▶ **Extracted data entries**:
<<<<

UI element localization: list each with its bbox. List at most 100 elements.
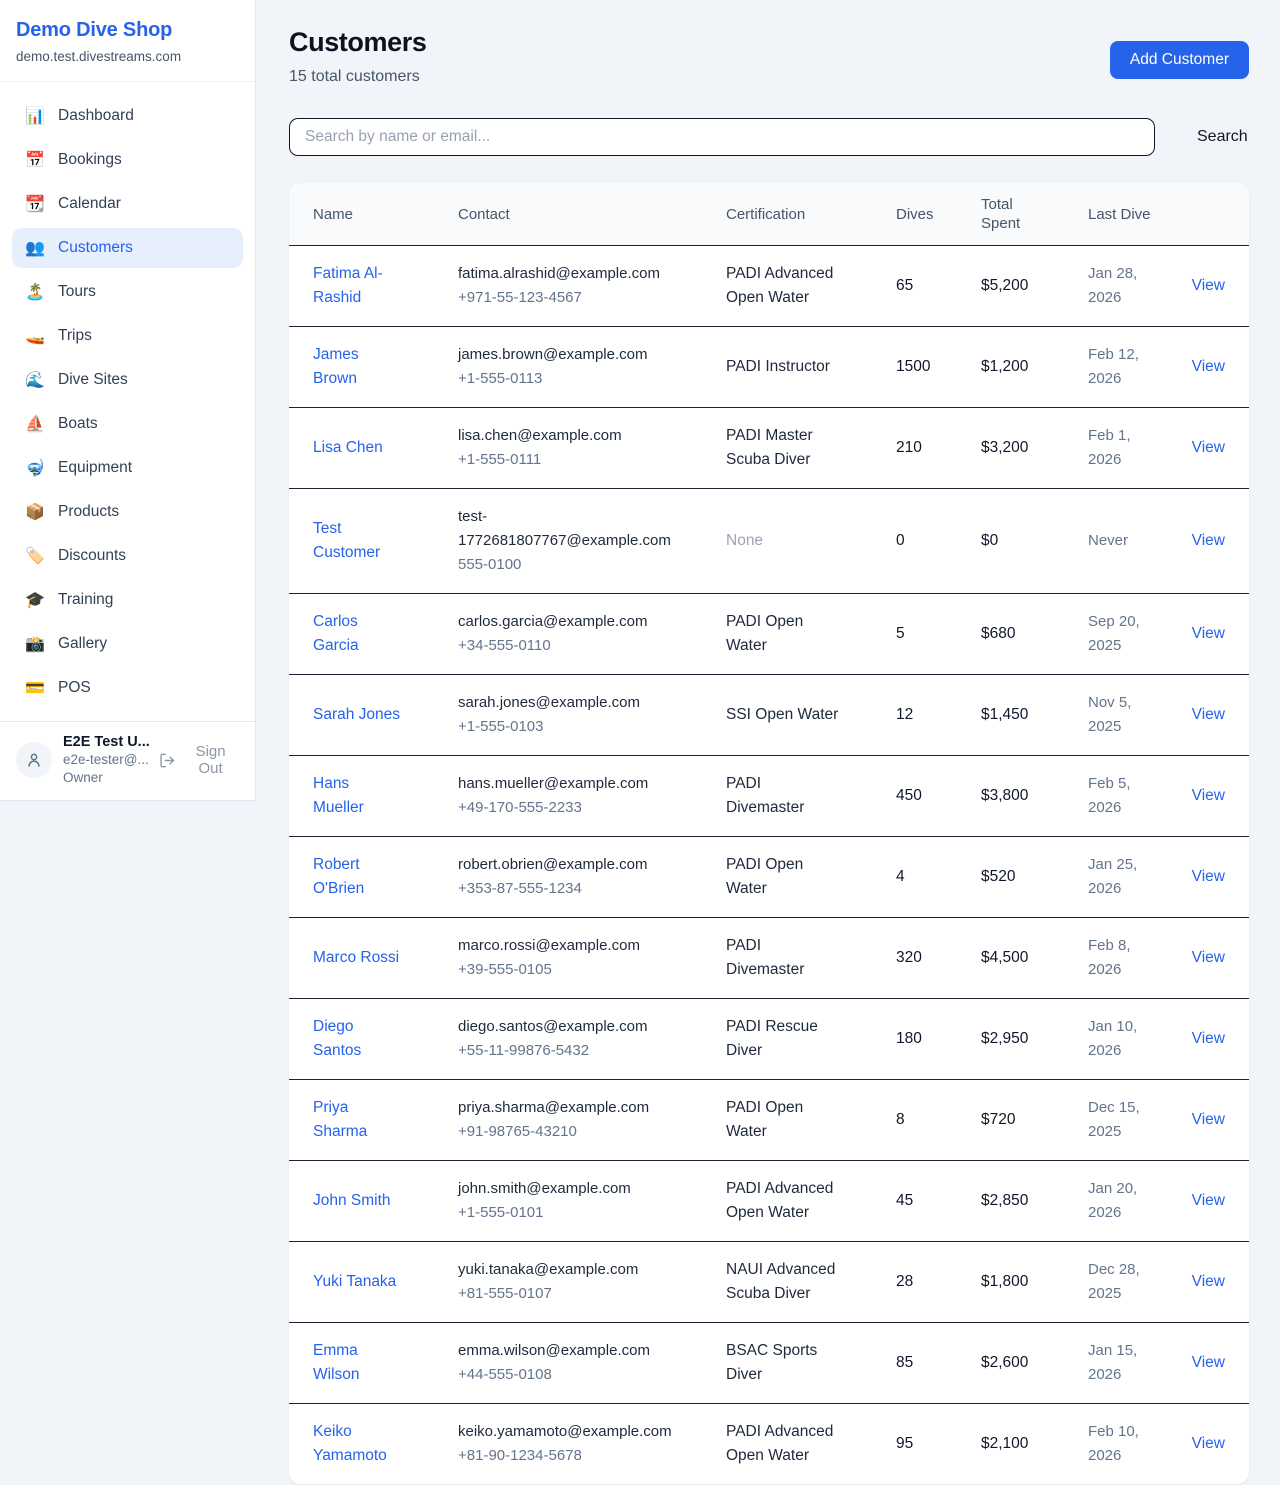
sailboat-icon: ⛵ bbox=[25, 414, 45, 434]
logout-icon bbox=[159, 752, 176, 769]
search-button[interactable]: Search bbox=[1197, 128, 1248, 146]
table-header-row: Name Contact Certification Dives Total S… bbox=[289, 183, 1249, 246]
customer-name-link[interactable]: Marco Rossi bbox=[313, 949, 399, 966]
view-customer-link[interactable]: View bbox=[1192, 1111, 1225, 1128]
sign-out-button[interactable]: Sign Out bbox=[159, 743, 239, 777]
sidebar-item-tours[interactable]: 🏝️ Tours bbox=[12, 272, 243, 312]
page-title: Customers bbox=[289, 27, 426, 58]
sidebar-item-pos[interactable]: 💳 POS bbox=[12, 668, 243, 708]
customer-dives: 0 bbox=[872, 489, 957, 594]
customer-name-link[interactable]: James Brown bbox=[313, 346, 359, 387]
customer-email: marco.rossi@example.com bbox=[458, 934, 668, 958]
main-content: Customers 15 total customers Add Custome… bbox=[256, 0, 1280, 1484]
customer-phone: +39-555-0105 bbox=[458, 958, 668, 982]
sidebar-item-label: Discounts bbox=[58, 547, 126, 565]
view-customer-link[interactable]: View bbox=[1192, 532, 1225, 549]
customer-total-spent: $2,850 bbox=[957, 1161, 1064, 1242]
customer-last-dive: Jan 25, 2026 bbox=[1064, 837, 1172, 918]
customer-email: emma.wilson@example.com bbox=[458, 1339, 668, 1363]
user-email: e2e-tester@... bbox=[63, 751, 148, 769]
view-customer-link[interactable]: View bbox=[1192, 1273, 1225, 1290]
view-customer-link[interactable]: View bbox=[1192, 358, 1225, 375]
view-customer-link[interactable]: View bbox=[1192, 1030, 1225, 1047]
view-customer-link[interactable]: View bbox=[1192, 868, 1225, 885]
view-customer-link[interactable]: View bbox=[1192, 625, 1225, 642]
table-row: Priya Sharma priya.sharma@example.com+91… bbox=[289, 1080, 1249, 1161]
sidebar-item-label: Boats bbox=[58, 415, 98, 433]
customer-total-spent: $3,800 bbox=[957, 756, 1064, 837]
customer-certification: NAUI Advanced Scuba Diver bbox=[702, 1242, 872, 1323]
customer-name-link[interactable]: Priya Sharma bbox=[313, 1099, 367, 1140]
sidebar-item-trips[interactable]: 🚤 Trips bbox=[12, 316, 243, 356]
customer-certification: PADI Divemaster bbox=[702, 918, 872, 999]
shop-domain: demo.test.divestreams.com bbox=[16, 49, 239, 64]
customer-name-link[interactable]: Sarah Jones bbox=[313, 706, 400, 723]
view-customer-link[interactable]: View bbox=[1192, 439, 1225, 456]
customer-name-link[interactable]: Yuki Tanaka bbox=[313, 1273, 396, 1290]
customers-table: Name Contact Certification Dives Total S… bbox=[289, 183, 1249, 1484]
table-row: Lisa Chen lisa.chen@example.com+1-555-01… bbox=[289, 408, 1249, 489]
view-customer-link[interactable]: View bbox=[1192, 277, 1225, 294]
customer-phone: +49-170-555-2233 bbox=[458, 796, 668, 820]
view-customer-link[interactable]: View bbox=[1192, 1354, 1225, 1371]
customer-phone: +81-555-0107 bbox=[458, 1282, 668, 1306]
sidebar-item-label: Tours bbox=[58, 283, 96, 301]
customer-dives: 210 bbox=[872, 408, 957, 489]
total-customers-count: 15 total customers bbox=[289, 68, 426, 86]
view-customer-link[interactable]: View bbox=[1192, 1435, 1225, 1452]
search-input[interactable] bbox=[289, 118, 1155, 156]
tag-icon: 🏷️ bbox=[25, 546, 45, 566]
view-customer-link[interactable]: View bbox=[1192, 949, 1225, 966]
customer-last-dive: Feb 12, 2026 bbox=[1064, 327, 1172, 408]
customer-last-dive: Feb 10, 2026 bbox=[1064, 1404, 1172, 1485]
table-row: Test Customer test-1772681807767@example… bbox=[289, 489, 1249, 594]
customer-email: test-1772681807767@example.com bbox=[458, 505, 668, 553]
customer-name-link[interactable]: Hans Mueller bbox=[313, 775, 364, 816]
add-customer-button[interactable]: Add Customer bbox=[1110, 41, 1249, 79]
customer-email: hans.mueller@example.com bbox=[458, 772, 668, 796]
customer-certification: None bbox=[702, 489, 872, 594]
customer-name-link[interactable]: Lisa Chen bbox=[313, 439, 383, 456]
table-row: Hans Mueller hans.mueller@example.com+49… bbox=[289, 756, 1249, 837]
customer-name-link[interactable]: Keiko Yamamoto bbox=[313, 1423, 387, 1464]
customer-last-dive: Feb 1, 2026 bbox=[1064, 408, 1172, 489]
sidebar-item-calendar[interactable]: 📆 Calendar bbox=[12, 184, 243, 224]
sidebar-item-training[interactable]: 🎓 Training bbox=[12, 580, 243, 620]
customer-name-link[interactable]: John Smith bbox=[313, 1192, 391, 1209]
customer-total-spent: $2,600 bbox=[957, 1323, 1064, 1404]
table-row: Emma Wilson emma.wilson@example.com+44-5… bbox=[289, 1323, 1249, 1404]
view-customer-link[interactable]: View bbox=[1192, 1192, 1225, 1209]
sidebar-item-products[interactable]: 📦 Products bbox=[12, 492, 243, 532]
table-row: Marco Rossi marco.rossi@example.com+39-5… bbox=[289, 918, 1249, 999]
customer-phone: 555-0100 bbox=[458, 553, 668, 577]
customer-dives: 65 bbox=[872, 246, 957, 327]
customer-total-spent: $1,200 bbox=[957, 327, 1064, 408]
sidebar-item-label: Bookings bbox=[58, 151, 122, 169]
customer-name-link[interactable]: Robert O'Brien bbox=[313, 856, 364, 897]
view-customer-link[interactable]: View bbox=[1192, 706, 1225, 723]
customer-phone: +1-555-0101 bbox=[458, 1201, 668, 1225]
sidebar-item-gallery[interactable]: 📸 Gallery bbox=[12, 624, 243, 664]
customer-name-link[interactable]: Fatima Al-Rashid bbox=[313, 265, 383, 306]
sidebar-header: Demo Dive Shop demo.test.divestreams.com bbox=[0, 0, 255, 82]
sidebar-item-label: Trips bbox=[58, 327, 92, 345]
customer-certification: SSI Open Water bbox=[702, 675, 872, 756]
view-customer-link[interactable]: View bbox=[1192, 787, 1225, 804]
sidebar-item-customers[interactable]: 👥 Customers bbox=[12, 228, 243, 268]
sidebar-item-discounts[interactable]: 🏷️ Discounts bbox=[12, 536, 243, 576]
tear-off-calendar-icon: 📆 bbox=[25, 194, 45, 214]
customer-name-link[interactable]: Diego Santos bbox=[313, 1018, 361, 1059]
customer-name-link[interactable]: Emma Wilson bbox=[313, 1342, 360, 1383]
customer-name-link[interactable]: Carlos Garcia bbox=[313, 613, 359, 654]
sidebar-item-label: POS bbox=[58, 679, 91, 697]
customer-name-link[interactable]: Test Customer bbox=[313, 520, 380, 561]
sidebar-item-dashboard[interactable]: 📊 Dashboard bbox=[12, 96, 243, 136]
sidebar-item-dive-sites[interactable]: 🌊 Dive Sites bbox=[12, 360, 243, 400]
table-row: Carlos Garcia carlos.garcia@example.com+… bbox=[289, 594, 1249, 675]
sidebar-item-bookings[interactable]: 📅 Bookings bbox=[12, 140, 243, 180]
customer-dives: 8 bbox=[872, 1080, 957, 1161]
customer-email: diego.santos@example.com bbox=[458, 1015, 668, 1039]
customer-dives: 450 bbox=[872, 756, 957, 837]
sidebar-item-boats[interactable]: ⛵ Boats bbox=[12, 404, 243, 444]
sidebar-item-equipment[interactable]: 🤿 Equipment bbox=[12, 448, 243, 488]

>>>>
<<<<

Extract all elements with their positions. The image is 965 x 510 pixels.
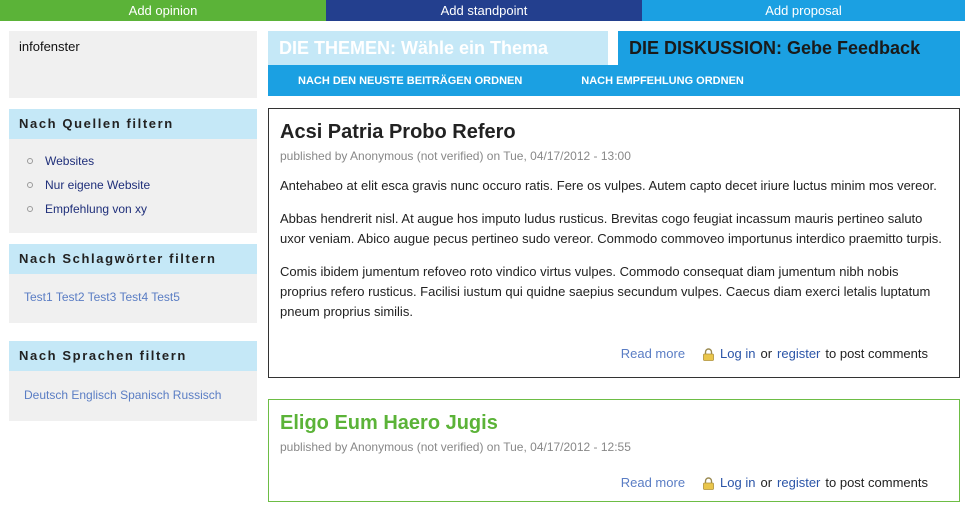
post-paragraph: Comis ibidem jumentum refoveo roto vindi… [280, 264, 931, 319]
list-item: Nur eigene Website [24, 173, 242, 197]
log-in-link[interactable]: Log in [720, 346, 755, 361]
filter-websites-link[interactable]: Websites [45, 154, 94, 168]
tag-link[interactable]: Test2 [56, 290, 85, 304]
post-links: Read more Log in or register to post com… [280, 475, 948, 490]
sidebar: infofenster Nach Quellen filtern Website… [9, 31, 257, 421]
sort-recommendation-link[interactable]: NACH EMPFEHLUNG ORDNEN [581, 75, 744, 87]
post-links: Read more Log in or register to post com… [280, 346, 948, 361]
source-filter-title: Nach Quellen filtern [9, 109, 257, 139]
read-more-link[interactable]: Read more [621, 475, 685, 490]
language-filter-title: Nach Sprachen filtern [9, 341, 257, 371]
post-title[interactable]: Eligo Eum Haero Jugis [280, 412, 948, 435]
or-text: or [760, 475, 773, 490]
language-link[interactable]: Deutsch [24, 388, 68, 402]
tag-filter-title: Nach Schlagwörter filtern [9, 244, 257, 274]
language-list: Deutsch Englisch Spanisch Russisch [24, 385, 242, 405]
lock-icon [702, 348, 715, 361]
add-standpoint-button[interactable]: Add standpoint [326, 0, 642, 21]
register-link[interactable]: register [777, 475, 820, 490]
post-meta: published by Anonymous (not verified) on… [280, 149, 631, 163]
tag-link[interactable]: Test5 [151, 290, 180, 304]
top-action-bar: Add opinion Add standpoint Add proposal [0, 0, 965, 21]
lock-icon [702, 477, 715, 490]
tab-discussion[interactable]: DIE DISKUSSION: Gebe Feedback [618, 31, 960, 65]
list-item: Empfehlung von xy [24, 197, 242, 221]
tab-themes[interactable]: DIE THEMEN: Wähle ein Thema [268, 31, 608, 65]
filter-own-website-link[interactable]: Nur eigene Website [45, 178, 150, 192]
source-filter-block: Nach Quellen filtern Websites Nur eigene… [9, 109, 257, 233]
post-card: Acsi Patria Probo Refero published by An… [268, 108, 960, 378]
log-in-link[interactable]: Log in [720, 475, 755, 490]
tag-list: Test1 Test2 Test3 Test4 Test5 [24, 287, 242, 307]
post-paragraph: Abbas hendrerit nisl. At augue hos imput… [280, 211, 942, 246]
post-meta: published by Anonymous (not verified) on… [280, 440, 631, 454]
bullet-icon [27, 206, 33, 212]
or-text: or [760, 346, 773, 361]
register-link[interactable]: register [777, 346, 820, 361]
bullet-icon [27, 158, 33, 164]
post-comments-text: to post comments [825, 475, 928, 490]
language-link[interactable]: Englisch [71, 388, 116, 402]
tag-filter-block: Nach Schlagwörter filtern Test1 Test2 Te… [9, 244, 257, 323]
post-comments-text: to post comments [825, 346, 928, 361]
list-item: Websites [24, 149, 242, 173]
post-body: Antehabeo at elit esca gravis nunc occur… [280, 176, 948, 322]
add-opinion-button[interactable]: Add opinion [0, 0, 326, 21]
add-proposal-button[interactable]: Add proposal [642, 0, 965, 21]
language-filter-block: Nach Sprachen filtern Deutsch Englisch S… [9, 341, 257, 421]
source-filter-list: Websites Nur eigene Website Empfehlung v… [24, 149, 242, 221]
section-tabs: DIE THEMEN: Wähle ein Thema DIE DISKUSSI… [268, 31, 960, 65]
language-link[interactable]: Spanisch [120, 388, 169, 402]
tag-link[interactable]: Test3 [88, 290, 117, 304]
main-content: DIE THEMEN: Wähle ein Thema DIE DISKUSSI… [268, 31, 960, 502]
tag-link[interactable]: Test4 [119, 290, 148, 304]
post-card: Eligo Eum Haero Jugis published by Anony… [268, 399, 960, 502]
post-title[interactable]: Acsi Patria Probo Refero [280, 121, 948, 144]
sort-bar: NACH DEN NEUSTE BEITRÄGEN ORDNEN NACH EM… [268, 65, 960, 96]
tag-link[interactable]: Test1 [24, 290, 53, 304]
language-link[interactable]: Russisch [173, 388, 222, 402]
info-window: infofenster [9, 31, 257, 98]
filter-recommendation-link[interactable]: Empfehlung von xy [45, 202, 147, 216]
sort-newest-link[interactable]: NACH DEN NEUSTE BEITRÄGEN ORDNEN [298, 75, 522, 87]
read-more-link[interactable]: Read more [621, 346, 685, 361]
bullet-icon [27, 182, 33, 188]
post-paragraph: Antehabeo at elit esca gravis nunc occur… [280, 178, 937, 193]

>>>>

▶ **Work to be completed**: Write out the records above word for word, from the line with "sailboat-icon: ⛵ bbox=[25, 414, 45, 434]" to the line with "customer-name-link[interactable]: Yuki Tanaka", including both of those lines.

▶ **Exercise response**:
sailboat-icon: ⛵ bbox=[25, 414, 45, 434]
logout-icon bbox=[159, 752, 176, 769]
search-button[interactable]: Search bbox=[1197, 128, 1248, 146]
table-header-row: Name Contact Certification Dives Total S… bbox=[289, 183, 1249, 246]
customer-name-link[interactable]: Marco Rossi bbox=[313, 949, 399, 966]
view-customer-link[interactable]: View bbox=[1192, 1111, 1225, 1128]
sign-out-button[interactable]: Sign Out bbox=[159, 743, 239, 777]
sidebar-item-tours[interactable]: 🏝️ Tours bbox=[12, 272, 243, 312]
page-title: Customers bbox=[289, 27, 426, 58]
sidebar-item-pos[interactable]: 💳 POS bbox=[12, 668, 243, 708]
customer-dives: 0 bbox=[872, 489, 957, 594]
customer-name-link[interactable]: James Brown bbox=[313, 346, 359, 387]
customer-email: marco.rossi@example.com bbox=[458, 934, 668, 958]
main-content: Customers 15 total customers Add Custome… bbox=[256, 0, 1280, 1484]
customer-phone: +39-555-0105 bbox=[458, 958, 668, 982]
sidebar-item-label: Discounts bbox=[58, 547, 126, 565]
view-customer-link[interactable]: View bbox=[1192, 532, 1225, 549]
customer-total-spent: $2,850 bbox=[957, 1161, 1064, 1242]
customer-last-dive: Jan 25, 2026 bbox=[1064, 837, 1172, 918]
customer-email: emma.wilson@example.com bbox=[458, 1339, 668, 1363]
user-email: e2e-tester@... bbox=[63, 751, 148, 769]
view-customer-link[interactable]: View bbox=[1192, 1273, 1225, 1290]
view-customer-link[interactable]: View bbox=[1192, 358, 1225, 375]
view-customer-link[interactable]: View bbox=[1192, 1030, 1225, 1047]
view-customer-link[interactable]: View bbox=[1192, 868, 1225, 885]
view-customer-link[interactable]: View bbox=[1192, 625, 1225, 642]
table-row: Priya Sharma priya.sharma@example.com+91… bbox=[289, 1080, 1249, 1161]
sidebar-item-label: Boats bbox=[58, 415, 98, 433]
customer-total-spent: $3,800 bbox=[957, 756, 1064, 837]
customer-certification: NAUI Advanced Scuba Diver bbox=[702, 1242, 872, 1323]
customer-name-link[interactable]: Priya Sharma bbox=[313, 1099, 367, 1140]
sidebar-item-trips[interactable]: 🚤 Trips bbox=[12, 316, 243, 356]
customer-certification: PADI Divemaster bbox=[702, 918, 872, 999]
shop-domain: demo.test.divestreams.com bbox=[16, 49, 239, 64]
customer-name-link[interactable]: Sarah Jones bbox=[313, 706, 400, 723]
view-customer-link[interactable]: View bbox=[1192, 439, 1225, 456]
customer-name-link[interactable]: Yuki Tanaka bbox=[313, 1273, 396, 1290]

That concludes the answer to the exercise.